▸ What to work on: Go through the data below. List every line that holds the word "with".

▸ Stored rows:
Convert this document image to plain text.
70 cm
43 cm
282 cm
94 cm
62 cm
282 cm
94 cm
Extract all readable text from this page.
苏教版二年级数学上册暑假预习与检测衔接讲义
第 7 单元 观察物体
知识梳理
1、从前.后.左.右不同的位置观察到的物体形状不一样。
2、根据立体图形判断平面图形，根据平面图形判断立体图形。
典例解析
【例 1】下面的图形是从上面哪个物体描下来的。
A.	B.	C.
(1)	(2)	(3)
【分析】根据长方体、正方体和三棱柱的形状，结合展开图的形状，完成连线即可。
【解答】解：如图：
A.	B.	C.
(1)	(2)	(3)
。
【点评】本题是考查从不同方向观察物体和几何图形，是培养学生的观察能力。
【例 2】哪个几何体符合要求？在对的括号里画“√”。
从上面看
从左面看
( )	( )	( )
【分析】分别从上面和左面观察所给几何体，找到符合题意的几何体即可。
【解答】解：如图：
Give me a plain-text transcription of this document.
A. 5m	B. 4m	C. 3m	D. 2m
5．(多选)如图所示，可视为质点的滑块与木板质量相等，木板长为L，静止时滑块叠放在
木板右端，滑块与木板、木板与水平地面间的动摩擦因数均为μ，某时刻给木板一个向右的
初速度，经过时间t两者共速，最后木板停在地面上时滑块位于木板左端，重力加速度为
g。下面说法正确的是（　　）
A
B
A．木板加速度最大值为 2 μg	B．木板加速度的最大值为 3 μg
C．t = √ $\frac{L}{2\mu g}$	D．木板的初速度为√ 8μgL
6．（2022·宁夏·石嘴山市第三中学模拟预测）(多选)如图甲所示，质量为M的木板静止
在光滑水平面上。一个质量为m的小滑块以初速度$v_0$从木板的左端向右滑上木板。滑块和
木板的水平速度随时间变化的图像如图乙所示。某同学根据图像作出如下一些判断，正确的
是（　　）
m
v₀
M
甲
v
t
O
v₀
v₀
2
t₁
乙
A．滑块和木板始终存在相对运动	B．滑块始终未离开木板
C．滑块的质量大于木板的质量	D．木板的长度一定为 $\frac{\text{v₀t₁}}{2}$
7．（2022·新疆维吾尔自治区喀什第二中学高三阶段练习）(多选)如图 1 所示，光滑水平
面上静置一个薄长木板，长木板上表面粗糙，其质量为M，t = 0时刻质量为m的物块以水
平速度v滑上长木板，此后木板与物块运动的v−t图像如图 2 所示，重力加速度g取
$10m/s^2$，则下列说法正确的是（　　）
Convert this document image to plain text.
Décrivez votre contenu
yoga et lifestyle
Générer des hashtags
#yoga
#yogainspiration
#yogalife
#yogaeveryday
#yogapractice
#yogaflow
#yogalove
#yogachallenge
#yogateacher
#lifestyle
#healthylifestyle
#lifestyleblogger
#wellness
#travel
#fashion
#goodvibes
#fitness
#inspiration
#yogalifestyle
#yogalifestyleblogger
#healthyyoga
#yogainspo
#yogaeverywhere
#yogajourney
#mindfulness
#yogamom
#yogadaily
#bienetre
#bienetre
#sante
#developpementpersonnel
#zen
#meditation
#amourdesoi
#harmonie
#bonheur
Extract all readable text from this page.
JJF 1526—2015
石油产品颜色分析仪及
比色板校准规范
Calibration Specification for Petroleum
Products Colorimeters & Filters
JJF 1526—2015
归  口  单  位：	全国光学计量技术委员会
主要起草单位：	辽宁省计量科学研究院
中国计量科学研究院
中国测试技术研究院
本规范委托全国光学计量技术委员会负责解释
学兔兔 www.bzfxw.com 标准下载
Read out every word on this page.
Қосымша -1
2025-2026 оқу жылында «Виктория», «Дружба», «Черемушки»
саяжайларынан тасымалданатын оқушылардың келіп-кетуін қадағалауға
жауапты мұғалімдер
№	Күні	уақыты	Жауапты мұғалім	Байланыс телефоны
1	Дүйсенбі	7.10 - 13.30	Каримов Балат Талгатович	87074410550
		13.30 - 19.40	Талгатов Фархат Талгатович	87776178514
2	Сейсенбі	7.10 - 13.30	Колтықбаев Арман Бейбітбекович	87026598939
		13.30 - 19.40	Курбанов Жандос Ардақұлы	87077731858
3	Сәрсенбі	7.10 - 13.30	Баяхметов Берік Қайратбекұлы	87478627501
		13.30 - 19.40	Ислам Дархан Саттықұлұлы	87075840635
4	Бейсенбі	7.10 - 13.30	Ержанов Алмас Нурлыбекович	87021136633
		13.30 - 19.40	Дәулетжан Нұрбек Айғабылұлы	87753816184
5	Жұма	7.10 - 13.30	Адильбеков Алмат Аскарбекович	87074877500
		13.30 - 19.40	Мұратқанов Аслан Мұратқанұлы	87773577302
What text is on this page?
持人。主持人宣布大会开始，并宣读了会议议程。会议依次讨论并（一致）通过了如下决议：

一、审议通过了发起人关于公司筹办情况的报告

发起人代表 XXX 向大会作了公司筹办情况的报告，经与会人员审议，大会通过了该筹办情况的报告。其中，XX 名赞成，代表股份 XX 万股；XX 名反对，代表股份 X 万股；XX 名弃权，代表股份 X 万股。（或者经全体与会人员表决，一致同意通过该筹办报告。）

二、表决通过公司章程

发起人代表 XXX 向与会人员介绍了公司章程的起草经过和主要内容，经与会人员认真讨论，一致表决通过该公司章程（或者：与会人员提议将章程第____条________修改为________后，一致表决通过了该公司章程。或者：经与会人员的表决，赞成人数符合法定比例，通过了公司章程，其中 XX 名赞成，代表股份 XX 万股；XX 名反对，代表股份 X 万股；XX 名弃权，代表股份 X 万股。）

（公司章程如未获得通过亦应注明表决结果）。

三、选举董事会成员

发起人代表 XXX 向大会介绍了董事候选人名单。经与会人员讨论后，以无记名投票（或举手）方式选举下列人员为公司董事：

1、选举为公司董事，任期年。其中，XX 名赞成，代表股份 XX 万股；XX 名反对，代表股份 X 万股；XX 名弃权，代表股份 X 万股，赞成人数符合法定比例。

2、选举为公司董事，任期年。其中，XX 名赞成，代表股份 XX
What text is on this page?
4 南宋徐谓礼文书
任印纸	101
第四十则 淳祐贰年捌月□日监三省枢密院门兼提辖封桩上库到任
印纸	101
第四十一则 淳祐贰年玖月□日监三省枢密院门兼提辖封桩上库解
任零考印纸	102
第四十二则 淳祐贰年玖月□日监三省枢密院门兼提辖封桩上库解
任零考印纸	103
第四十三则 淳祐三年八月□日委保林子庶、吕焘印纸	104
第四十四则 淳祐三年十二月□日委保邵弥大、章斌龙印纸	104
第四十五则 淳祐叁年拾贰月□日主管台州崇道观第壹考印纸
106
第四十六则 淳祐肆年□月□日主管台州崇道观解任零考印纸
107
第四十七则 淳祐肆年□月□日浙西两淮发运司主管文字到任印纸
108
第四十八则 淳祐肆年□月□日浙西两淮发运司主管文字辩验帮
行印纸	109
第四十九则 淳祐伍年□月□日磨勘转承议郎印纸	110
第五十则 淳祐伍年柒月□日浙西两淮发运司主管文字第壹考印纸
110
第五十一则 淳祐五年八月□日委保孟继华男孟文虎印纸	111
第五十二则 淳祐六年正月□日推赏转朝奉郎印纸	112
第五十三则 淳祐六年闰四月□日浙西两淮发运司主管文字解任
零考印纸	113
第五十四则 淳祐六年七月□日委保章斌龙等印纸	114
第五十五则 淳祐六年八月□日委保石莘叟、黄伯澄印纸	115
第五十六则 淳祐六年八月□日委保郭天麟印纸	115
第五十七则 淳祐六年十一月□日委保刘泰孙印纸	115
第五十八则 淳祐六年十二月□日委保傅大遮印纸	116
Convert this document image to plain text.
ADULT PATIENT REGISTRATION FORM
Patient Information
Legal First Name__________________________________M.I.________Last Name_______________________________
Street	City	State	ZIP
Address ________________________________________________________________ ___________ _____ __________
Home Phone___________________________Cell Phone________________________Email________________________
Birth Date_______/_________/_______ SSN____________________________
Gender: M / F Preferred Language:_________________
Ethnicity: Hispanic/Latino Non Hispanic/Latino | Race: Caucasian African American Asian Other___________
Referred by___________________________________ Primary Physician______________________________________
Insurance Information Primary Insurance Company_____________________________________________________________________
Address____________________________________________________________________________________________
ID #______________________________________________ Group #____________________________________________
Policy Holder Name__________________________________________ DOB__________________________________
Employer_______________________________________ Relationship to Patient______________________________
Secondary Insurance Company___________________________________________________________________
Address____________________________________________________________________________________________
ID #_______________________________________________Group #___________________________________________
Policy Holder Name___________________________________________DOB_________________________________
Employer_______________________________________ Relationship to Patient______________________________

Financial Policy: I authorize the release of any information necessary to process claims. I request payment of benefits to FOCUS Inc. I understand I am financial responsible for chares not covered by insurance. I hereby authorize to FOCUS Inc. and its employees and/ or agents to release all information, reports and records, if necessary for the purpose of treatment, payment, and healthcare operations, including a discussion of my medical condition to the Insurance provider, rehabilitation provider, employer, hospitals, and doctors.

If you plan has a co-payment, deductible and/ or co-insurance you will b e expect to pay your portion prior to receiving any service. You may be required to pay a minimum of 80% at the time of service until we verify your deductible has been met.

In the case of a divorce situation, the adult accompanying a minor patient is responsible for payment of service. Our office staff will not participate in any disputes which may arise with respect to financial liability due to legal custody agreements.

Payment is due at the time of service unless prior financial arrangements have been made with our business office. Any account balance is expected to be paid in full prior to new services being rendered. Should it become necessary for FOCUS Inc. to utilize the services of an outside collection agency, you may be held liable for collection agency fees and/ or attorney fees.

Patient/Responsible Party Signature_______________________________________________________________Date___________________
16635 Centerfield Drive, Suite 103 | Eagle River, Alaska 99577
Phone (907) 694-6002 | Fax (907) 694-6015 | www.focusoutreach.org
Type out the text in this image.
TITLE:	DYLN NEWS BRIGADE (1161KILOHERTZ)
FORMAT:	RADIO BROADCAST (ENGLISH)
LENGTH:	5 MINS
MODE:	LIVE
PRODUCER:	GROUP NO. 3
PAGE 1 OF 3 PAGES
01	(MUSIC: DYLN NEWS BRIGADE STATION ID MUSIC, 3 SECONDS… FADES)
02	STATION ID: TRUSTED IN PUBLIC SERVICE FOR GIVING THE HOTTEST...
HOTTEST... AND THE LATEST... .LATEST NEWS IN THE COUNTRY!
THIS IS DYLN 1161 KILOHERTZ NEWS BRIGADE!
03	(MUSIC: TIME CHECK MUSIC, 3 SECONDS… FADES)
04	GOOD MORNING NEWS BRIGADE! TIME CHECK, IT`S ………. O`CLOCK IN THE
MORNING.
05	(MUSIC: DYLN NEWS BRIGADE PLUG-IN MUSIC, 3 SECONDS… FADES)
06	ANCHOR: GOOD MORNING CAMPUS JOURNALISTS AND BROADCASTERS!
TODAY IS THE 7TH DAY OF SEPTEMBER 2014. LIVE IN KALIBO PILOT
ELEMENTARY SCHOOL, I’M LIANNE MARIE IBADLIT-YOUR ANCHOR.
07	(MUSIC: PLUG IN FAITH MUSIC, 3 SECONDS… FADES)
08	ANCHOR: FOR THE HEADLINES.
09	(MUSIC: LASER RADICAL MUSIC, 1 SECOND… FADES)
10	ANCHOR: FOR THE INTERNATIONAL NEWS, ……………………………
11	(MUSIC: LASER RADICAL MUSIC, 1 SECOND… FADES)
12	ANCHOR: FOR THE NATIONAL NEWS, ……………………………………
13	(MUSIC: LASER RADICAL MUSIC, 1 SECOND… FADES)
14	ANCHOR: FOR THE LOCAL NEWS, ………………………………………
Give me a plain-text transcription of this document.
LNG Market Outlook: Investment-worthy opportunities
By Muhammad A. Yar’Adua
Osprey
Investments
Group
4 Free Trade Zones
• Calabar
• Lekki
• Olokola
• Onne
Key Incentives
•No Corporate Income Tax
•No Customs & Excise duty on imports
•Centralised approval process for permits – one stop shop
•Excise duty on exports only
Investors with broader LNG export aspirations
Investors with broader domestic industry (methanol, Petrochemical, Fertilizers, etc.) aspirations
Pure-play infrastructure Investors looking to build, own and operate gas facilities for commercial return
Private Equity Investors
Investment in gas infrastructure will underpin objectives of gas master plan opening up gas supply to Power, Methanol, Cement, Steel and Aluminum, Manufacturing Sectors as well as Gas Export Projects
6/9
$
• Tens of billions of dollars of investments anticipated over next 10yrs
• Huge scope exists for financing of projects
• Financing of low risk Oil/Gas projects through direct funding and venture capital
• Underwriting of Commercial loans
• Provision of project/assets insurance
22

▸ Response to this exercise:
In the case of a divorce situation, the adult accompanying a minor patient is responsible for payment of service. Our office staff will not participate in any disputes which may arise with respect to financial liability due to legal custody agreements.
Payment is due at the time of service unless prior financial arrangements have been made with our business office. Any account balance is expected to be paid in full prior to new services being rendered. Should it become necessary for FOCUS Inc. to utilize the services of an outside collection agency, you may be held liable for collection agency fees and/ or attorney fees.
Investors with broader LNG export aspirations
Investors with broader domestic industry (methanol, Petrochemical, Fertilizers, etc.) aspirations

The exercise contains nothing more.